Objective: Give only the number of lines where "name" occurs.

Data provided:
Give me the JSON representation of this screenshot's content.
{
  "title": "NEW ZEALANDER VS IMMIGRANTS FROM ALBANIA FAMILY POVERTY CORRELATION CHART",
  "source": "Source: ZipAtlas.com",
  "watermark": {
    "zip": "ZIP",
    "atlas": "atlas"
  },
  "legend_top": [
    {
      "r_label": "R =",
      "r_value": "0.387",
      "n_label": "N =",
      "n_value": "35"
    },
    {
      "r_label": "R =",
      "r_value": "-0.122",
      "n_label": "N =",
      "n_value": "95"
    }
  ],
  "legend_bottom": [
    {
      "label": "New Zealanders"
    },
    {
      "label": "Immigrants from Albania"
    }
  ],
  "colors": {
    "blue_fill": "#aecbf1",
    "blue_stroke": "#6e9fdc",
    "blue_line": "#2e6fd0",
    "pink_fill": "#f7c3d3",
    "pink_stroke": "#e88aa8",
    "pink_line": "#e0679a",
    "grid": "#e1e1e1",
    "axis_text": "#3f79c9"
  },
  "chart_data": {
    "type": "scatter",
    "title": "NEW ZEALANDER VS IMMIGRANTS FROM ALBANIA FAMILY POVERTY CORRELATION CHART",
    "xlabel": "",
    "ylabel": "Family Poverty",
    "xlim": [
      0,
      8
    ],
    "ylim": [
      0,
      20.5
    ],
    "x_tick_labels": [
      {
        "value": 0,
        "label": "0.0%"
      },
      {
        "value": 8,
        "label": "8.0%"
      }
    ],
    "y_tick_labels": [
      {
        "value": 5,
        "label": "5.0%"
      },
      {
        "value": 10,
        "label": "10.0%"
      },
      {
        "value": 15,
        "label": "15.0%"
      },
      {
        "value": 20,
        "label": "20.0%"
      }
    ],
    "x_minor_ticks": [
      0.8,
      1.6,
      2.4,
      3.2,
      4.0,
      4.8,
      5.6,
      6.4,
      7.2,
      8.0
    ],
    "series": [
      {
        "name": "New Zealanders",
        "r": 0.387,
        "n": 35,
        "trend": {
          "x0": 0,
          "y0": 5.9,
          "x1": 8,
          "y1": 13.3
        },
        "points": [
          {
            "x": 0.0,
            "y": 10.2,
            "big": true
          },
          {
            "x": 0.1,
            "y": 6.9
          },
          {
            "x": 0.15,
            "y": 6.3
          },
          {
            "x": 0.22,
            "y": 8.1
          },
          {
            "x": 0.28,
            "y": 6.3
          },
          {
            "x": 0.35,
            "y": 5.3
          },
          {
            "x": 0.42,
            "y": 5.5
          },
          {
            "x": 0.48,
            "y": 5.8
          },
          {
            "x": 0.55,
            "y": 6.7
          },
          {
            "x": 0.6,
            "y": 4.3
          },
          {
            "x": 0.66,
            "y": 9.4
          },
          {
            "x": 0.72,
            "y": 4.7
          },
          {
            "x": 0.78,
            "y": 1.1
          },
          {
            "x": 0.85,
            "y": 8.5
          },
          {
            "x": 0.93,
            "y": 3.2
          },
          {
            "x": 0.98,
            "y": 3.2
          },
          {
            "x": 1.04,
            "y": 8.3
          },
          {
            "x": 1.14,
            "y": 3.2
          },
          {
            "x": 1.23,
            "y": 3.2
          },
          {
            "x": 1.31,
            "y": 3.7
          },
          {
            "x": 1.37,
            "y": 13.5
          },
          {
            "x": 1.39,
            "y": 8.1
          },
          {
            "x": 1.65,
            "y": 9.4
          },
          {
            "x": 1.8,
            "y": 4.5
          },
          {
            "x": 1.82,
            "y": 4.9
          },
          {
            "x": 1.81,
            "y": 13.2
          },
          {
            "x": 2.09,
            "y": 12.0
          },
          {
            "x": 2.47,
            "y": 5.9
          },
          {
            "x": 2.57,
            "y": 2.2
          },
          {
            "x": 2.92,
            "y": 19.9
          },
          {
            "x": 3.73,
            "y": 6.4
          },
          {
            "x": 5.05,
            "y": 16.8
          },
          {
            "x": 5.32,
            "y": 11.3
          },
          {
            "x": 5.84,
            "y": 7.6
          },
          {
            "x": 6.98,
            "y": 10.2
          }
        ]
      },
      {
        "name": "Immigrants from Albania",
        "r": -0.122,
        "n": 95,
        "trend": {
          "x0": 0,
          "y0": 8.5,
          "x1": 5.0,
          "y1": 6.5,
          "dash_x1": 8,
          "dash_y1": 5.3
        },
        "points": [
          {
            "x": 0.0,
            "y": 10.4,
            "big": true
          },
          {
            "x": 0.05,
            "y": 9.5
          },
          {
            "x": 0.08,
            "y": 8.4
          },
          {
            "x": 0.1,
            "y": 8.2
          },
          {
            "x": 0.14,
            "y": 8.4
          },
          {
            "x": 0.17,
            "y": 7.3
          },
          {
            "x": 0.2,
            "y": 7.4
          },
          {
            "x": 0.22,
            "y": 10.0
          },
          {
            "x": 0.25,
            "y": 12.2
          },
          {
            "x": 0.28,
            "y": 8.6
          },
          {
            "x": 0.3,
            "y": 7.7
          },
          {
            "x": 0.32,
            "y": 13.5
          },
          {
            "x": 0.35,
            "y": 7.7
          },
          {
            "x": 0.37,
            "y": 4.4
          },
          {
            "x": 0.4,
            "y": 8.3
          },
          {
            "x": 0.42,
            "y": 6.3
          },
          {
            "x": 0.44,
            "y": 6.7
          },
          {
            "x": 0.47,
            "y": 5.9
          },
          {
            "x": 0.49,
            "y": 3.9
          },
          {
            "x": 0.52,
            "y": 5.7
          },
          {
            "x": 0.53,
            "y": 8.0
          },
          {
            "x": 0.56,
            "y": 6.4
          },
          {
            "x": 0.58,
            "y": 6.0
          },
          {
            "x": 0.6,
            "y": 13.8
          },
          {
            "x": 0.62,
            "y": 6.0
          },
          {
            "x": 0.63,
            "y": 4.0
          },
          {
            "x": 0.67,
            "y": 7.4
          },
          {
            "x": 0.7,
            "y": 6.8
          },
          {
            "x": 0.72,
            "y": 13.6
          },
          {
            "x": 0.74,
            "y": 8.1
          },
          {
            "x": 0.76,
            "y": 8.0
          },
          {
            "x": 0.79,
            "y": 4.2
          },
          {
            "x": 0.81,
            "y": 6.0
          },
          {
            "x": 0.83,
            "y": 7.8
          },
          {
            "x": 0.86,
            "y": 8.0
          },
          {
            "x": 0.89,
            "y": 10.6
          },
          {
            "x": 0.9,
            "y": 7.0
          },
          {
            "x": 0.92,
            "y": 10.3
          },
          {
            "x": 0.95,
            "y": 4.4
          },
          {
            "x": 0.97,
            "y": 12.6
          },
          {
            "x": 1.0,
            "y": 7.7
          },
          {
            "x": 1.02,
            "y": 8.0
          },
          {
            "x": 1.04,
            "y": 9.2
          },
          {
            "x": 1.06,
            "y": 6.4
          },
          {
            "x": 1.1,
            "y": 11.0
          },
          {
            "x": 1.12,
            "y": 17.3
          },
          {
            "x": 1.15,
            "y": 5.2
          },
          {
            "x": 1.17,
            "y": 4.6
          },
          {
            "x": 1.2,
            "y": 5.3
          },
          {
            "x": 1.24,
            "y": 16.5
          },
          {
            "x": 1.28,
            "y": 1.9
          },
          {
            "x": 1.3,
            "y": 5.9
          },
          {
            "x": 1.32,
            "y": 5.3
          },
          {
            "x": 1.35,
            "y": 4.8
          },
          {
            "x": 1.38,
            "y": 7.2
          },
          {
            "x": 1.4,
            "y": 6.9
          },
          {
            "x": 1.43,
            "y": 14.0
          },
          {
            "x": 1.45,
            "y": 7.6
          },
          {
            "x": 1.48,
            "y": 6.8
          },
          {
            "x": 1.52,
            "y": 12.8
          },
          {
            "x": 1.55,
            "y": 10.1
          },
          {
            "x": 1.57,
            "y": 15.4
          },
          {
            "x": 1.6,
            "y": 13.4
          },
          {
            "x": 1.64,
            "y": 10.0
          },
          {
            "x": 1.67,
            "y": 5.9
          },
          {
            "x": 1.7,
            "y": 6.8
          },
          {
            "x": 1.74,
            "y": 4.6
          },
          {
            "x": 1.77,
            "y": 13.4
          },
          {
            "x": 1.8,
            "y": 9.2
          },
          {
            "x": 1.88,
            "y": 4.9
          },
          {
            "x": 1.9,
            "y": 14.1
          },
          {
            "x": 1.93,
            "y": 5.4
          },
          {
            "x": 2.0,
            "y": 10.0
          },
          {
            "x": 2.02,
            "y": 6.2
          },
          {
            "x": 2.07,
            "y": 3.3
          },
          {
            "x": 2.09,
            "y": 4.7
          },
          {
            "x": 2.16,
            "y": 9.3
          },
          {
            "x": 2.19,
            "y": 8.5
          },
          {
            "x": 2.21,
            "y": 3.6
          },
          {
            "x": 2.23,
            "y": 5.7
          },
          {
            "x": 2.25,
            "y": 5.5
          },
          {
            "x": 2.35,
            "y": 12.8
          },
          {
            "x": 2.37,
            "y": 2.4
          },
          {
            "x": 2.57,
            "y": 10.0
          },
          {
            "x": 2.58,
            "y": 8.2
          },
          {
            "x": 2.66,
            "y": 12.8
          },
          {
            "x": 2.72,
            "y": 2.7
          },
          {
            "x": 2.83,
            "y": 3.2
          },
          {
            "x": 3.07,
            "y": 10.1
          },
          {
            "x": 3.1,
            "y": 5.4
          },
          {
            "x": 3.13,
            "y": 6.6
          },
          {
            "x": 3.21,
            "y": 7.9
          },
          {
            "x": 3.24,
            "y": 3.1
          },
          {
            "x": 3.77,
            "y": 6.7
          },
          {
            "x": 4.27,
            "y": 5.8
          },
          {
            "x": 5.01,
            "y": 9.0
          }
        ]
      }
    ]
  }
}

Response: 2